* Challenge *
Please copy out every one of the entries below line for line, changing nothing.

[Element location data]
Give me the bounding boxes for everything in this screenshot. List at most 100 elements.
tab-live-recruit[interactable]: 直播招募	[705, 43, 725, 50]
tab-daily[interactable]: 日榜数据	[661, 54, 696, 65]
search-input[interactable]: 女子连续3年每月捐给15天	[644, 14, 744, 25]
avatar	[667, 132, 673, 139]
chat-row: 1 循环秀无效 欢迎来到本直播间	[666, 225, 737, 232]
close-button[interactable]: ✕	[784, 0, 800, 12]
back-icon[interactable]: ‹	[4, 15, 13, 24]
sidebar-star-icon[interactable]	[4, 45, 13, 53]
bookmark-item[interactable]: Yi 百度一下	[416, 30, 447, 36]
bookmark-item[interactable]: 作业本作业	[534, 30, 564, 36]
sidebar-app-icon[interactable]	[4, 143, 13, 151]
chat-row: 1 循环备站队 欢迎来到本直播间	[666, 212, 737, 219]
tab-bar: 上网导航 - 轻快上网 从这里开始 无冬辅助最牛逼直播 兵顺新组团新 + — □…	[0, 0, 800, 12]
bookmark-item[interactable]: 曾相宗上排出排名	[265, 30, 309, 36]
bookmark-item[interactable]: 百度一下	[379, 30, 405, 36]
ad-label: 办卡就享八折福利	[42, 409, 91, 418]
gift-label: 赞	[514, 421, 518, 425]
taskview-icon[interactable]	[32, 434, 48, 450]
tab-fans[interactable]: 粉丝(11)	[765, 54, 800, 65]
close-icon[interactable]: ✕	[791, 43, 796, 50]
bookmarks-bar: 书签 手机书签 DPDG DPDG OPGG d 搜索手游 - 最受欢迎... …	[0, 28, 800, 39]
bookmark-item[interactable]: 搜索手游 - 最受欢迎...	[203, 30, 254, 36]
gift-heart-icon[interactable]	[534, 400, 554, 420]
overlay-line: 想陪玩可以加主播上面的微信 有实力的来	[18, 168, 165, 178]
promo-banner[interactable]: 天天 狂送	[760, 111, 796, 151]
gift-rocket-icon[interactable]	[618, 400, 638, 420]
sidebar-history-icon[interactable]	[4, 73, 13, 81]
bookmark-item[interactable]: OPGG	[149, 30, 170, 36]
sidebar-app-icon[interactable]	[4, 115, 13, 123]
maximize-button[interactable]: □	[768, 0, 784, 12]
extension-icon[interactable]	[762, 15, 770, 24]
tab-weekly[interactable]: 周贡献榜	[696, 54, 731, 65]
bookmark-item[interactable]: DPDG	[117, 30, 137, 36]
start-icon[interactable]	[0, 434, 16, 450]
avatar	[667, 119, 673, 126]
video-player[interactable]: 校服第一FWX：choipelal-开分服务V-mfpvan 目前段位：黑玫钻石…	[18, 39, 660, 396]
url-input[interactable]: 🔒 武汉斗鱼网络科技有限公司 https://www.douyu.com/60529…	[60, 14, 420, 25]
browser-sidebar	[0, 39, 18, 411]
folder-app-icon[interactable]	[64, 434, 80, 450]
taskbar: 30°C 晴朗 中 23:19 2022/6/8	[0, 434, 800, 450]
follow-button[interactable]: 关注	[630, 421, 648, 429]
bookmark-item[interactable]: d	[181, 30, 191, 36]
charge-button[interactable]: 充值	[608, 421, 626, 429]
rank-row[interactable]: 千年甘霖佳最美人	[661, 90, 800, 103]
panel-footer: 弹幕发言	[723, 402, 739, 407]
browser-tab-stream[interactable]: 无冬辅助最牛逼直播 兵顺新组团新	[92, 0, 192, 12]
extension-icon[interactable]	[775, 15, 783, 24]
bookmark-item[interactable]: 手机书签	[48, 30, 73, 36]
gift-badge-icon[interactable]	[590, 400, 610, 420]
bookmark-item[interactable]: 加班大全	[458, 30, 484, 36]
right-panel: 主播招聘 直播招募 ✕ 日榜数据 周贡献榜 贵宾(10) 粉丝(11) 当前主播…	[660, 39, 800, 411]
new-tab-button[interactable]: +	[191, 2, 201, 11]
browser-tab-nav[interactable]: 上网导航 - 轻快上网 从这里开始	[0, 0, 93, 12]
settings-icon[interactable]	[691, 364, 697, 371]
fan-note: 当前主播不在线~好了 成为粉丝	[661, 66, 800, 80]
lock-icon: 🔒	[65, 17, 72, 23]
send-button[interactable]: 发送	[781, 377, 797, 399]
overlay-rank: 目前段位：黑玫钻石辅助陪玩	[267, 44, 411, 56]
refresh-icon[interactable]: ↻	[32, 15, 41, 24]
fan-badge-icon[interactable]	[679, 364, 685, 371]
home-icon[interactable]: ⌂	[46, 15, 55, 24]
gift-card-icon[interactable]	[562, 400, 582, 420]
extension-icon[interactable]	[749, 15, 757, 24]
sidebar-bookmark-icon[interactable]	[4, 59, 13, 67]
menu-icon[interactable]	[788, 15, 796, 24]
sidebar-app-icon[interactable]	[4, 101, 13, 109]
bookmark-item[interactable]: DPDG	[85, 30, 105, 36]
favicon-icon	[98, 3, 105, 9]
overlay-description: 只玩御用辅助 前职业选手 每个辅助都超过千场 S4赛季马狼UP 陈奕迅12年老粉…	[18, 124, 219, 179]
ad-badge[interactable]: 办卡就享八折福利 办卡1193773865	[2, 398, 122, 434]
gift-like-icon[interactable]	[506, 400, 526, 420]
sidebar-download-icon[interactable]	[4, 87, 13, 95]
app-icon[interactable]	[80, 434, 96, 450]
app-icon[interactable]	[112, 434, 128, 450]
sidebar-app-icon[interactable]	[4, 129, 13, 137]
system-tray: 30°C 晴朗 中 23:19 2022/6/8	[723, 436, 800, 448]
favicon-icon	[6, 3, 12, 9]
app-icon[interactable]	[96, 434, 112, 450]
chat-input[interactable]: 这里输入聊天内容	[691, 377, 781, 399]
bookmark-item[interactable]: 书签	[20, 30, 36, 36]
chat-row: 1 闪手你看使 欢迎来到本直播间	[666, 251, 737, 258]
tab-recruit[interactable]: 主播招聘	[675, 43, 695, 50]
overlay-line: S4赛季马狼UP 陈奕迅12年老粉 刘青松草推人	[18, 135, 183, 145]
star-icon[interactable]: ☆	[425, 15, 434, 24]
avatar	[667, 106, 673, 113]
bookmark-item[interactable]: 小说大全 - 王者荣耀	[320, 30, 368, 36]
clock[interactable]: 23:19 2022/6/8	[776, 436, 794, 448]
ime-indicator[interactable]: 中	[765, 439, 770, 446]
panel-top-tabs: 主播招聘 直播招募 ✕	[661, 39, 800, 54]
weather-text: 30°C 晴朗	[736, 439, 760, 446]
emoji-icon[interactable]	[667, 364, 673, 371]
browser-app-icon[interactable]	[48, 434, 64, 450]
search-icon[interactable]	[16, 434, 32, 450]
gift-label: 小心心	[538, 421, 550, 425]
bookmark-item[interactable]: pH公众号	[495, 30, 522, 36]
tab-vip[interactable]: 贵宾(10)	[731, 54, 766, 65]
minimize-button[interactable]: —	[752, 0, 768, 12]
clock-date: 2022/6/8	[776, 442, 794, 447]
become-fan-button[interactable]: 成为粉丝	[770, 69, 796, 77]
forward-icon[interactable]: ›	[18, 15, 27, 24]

* Exercise response *
Give me the bounding boxes for everything in this screenshot. List at most 100 elements.
tab-live-recruit[interactable]: 直播招募	[705, 43, 725, 50]
tab-daily[interactable]: 日榜数据	[661, 54, 696, 65]
search-input[interactable]: 女子连续3年每月捐给15天	[644, 14, 744, 25]
avatar	[667, 132, 673, 139]
chat-row: 1 循环秀无效 欢迎来到本直播间	[666, 225, 737, 232]
close-button[interactable]: ✕	[784, 0, 800, 12]
back-icon[interactable]: ‹	[4, 15, 13, 24]
sidebar-star-icon[interactable]	[4, 45, 13, 53]
bookmark-item[interactable]: Yi 百度一下	[416, 30, 447, 36]
bookmark-item[interactable]: 作业本作业	[534, 30, 564, 36]
sidebar-app-icon[interactable]	[4, 143, 13, 151]
chat-row: 1 循环备站队 欢迎来到本直播间	[666, 212, 737, 219]
tab-bar: 上网导航 - 轻快上网 从这里开始 无冬辅助最牛逼直播 兵顺新组团新 + — □…	[0, 0, 800, 12]
bookmark-item[interactable]: 曾相宗上排出排名	[265, 30, 309, 36]
bookmark-item[interactable]: 百度一下	[379, 30, 405, 36]
ad-label: 办卡就享八折福利	[42, 409, 91, 418]
gift-label: 赞	[514, 421, 518, 425]
taskview-icon[interactable]	[32, 434, 48, 450]
tab-fans[interactable]: 粉丝(11)	[765, 54, 800, 65]
close-icon[interactable]: ✕	[791, 43, 796, 50]
bookmarks-bar: 书签 手机书签 DPDG DPDG OPGG d 搜索手游 - 最受欢迎... …	[0, 28, 800, 39]
bookmark-item[interactable]: 搜索手游 - 最受欢迎...	[203, 30, 254, 36]
gift-heart-icon[interactable]	[534, 400, 554, 420]
overlay-line: 想陪玩可以加主播上面的微信 有实力的来	[18, 168, 165, 178]
promo-banner[interactable]: 天天 狂送	[760, 111, 796, 151]
gift-rocket-icon[interactable]	[618, 400, 638, 420]
sidebar-history-icon[interactable]	[4, 73, 13, 81]
bookmark-item[interactable]: OPGG	[149, 30, 170, 36]
sidebar-app-icon[interactable]	[4, 115, 13, 123]
maximize-button[interactable]: □	[768, 0, 784, 12]
extension-icon[interactable]	[762, 15, 770, 24]
tab-weekly[interactable]: 周贡献榜	[696, 54, 731, 65]
bookmark-item[interactable]: DPDG	[117, 30, 137, 36]
start-icon[interactable]	[0, 434, 16, 450]
avatar	[667, 119, 673, 126]
video-player[interactable]: 校服第一FWX：choipelal-开分服务V-mfpvan 目前段位：黑玫钻石…	[18, 39, 660, 396]
url-input[interactable]: 🔒 武汉斗鱼网络科技有限公司 https://www.douyu.com/60529…	[60, 14, 420, 25]
browser-sidebar	[0, 39, 18, 411]
folder-app-icon[interactable]	[64, 434, 80, 450]
taskbar: 30°C 晴朗 中 23:19 2022/6/8	[0, 434, 800, 450]
follow-button[interactable]: 关注	[630, 421, 648, 429]
bookmark-item[interactable]: d	[181, 30, 191, 36]
charge-button[interactable]: 充值	[608, 421, 626, 429]
rank-row[interactable]: 千年甘霖佳最美人	[661, 90, 800, 103]
panel-footer: 弹幕发言	[723, 402, 739, 407]
browser-tab-stream[interactable]: 无冬辅助最牛逼直播 兵顺新组团新	[92, 0, 192, 12]
extension-icon[interactable]	[775, 15, 783, 24]
bookmark-item[interactable]: 手机书签	[48, 30, 73, 36]
gift-badge-icon[interactable]	[590, 400, 610, 420]
bookmark-item[interactable]: 加班大全	[458, 30, 484, 36]
right-panel: 主播招聘 直播招募 ✕ 日榜数据 周贡献榜 贵宾(10) 粉丝(11) 当前主播…	[660, 39, 800, 411]
new-tab-button[interactable]: +	[191, 2, 201, 11]
browser-tab-nav[interactable]: 上网导航 - 轻快上网 从这里开始	[0, 0, 93, 12]
settings-icon[interactable]	[691, 364, 697, 371]
fan-note: 当前主播不在线~好了 成为粉丝	[661, 66, 800, 80]
lock-icon: 🔒	[65, 17, 72, 23]
send-button[interactable]: 发送	[781, 377, 797, 399]
overlay-rank: 目前段位：黑玫钻石辅助陪玩	[267, 44, 411, 56]
refresh-icon[interactable]: ↻	[32, 15, 41, 24]
fan-badge-icon[interactable]	[679, 364, 685, 371]
home-icon[interactable]: ⌂	[46, 15, 55, 24]
gift-card-icon[interactable]	[562, 400, 582, 420]
extension-icon[interactable]	[749, 15, 757, 24]
sidebar-bookmark-icon[interactable]	[4, 59, 13, 67]
menu-icon[interactable]	[788, 15, 796, 24]
sidebar-app-icon[interactable]	[4, 101, 13, 109]
bookmark-item[interactable]: DPDG	[85, 30, 105, 36]
favicon-icon	[98, 3, 105, 9]
overlay-description: 只玩御用辅助 前职业选手 每个辅助都超过千场 S4赛季马狼UP 陈奕迅12年老粉…	[18, 124, 219, 179]
ad-badge[interactable]: 办卡就享八折福利 办卡1193773865	[2, 398, 122, 434]
gift-like-icon[interactable]	[506, 400, 526, 420]
sidebar-download-icon[interactable]	[4, 87, 13, 95]
app-icon[interactable]	[80, 434, 96, 450]
app-icon[interactable]	[112, 434, 128, 450]
sidebar-app-icon[interactable]	[4, 129, 13, 137]
system-tray: 30°C 晴朗 中 23:19 2022/6/8	[723, 436, 800, 448]
favicon-icon	[6, 3, 12, 9]
app-icon[interactable]	[96, 434, 112, 450]
chat-input[interactable]: 这里输入聊天内容	[691, 377, 781, 399]
bookmark-item[interactable]: 书签	[20, 30, 36, 36]
chat-row: 1 闪手你看使 欢迎来到本直播间	[666, 251, 737, 258]
tab-recruit[interactable]: 主播招聘	[675, 43, 695, 50]
overlay-line: S4赛季马狼UP 陈奕迅12年老粉 刘青松草推人	[18, 135, 183, 145]
star-icon[interactable]: ☆	[425, 15, 434, 24]
avatar	[667, 106, 673, 113]
bookmark-item[interactable]: 小说大全 - 王者荣耀	[320, 30, 368, 36]
clock[interactable]: 23:19 2022/6/8	[776, 436, 794, 448]
ime-indicator[interactable]: 中	[765, 439, 770, 446]
panel-top-tabs: 主播招聘 直播招募 ✕	[661, 39, 800, 54]
weather-text: 30°C 晴朗	[736, 439, 760, 446]
emoji-icon[interactable]	[667, 364, 673, 371]
browser-app-icon[interactable]	[48, 434, 64, 450]
search-icon[interactable]	[16, 434, 32, 450]
gift-label: 小心心	[538, 421, 550, 425]
bookmark-item[interactable]: pH公众号	[495, 30, 522, 36]
tab-vip[interactable]: 贵宾(10)	[731, 54, 766, 65]
minimize-button[interactable]: —	[752, 0, 768, 12]
clock-date: 2022/6/8	[776, 442, 794, 447]
become-fan-button[interactable]: 成为粉丝	[770, 69, 796, 77]
forward-icon[interactable]: ›	[18, 15, 27, 24]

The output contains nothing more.